**WRITTEN PROBLEM**
Copy, from the entries below, each line where the word "sind" can be found.

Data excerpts

┄┄┄┄┄┄

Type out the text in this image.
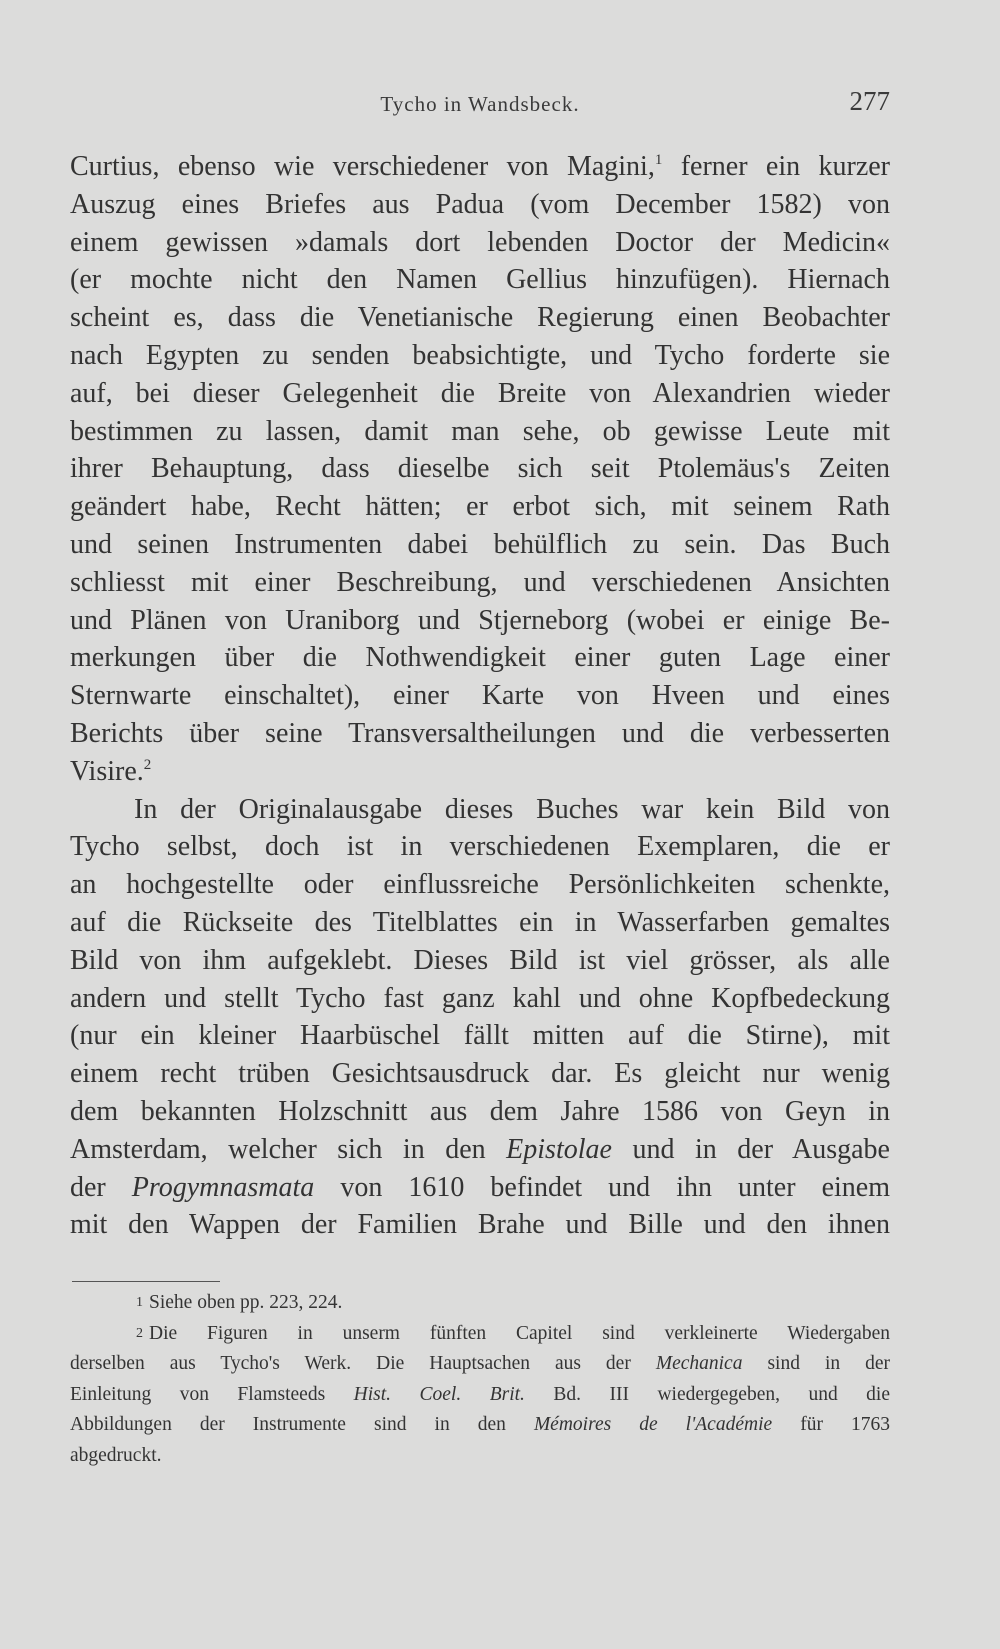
Tycho in Wandsbeck.	277
Curtius, ebenso wie verschiedener von Magini,$^1$ ferner ein kurzer
Auszug eines Briefes aus Padua (vom December 1582) von
einem gewissen »damals dort lebenden Doctor der Medicin«
(er mochte nicht den Namen Gellius hinzufügen). Hiernach
scheint es, dass die Venetianische Regierung einen Beobachter
nach Egypten zu senden beabsichtigte, und Tycho forderte sie
auf, bei dieser Gelegenheit die Breite von Alexandrien wieder
bestimmen zu lassen, damit man sehe, ob gewisse Leute mit
ihrer Behauptung, dass dieselbe sich seit Ptolemäus's Zeiten
geändert habe, Recht hätten; er erbot sich, mit seinem Rath
und seinen Instrumenten dabei behülflich zu sein. Das Buch
schliesst mit einer Beschreibung, und verschiedenen Ansichten
und Plänen von Uraniborg und Stjerneborg (wobei er einige Be-
merkungen über die Nothwendigkeit einer guten Lage einer
Sternwarte einschaltet), einer Karte von Hveen und eines
Berichts über seine Transversaltheilungen und die verbesserten
Visire.$^2$
In der Originalausgabe dieses Buches war kein Bild von
Tycho selbst, doch ist in verschiedenen Exemplaren, die er
an hochgestellte oder einflussreiche Persönlichkeiten schenkte,
auf die Rückseite des Titelblattes ein in Wasserfarben gemaltes
Bild von ihm aufgeklebt. Dieses Bild ist viel grösser, als alle
andern und stellt Tycho fast ganz kahl und ohne Kopfbedeckung
(nur ein kleiner Haarbüschel fällt mitten auf die Stirne), mit
einem recht trüben Gesichtsausdruck dar. Es gleicht nur wenig
dem bekannten Holzschnitt aus dem Jahre 1586 von Geyn in
Amsterdam, welcher sich in den Epistolae und in der Ausgabe
der Progymnasmata von 1610 befindet und ihn unter einem
mit den Wappen der Familien Brahe und Bille und den ihnen
1 Siehe oben pp. 223, 224.
2 Die Figuren in unserm fünften Capitel sind verkleinerte Wiedergaben
derselben aus Tycho's Werk. Die Hauptsachen aus der Mechanica sind in der
Einleitung von Flamsteeds Hist. Coel. Brit. Bd. III wiedergegeben, und die
Abbildungen der Instrumente sind in den Mémoires de l'Académie für 1763
abgedruckt.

┄┄┄┄┄┄

**SOLUTION TO THIS PROBLEM**
2 Die Figuren in unserm fünften Capitel sind verkleinerte Wiedergaben
derselben aus Tycho's Werk. Die Hauptsachen aus der Mechanica sind in der
Abbildungen der Instrumente sind in den Mémoires de l'Académie für 1763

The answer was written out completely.